• [Written task]:
Please write out the material below exactly as given.

• [Records for processing]:
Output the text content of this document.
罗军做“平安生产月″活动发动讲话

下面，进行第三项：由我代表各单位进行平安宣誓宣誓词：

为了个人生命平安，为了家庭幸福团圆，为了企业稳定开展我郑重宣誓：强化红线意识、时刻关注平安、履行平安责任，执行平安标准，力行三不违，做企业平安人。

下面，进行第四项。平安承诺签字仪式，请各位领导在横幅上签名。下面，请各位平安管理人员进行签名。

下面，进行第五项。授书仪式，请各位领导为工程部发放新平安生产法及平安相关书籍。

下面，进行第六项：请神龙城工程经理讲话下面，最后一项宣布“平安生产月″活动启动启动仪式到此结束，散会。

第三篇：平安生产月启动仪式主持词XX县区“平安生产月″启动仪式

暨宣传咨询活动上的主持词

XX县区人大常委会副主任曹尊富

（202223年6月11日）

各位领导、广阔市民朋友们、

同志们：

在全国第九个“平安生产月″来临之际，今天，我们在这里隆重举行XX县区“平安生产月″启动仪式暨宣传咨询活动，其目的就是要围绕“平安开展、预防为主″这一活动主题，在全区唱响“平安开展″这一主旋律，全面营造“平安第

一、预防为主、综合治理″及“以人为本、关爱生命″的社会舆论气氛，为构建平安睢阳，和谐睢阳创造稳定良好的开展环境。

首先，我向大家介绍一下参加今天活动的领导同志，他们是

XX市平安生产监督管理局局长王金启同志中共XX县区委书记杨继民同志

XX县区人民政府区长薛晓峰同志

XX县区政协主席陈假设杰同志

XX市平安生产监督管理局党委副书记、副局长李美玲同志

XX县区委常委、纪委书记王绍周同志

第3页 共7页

• [Task answer]:
Output the text content of this document.
罗军做“平安生产月″活动发动讲话

下面，进行第三项：由我代表各单位进行平安宣誓宣誓词：

为了个人生命平安，为了家庭幸福团圆，为了企业稳定开展我郑重宣誓：强化红线意识、时刻关注平安、履行平安责任，执行平安标准，力行三不违，做企业平安人。

下面，进行第四项。平安承诺签字仪式，请各位领导在横幅上签名。下面，请各位平安管理人员进行签名。

下面，进行第五项。授书仪式，请各位领导为工程部发放新平安生产法及平安相关书籍。

下面，进行第六项：请神龙城工程经理讲话下面，最后一项宣布“平安生产月″活动启动启动仪式到此结束，散会。

第三篇：平安生产月启动仪式主持词XX县区“平安生产月″启动仪式

暨宣传咨询活动上的主持词

XX县区人大常委会副主任曹尊富

（202223年6月11日）

各位领导、广阔市民朋友们、

同志们：

在全国第九个“平安生产月″来临之际，今天，我们在这里隆重举行XX县区“平安生产月″启动仪式暨宣传咨询活动，其目的就是要围绕“平安开展、预防为主″这一活动主题，在全区唱响“平安开展″这一主旋律，全面营造“平安第

一、预防为主、综合治理″及“以人为本、关爱生命″的社会舆论气氛，为构建平安睢阳，和谐睢阳创造稳定良好的开展环境。

首先，我向大家介绍一下参加今天活动的领导同志，他们是

XX市平安生产监督管理局局长王金启同志中共XX县区委书记杨继民同志

XX县区人民政府区长薛晓峰同志

XX县区政协主席陈假设杰同志

XX市平安生产监督管理局党委副书记、副局长李美玲同志

XX县区委常委、纪委书记王绍周同志

第3页 共7页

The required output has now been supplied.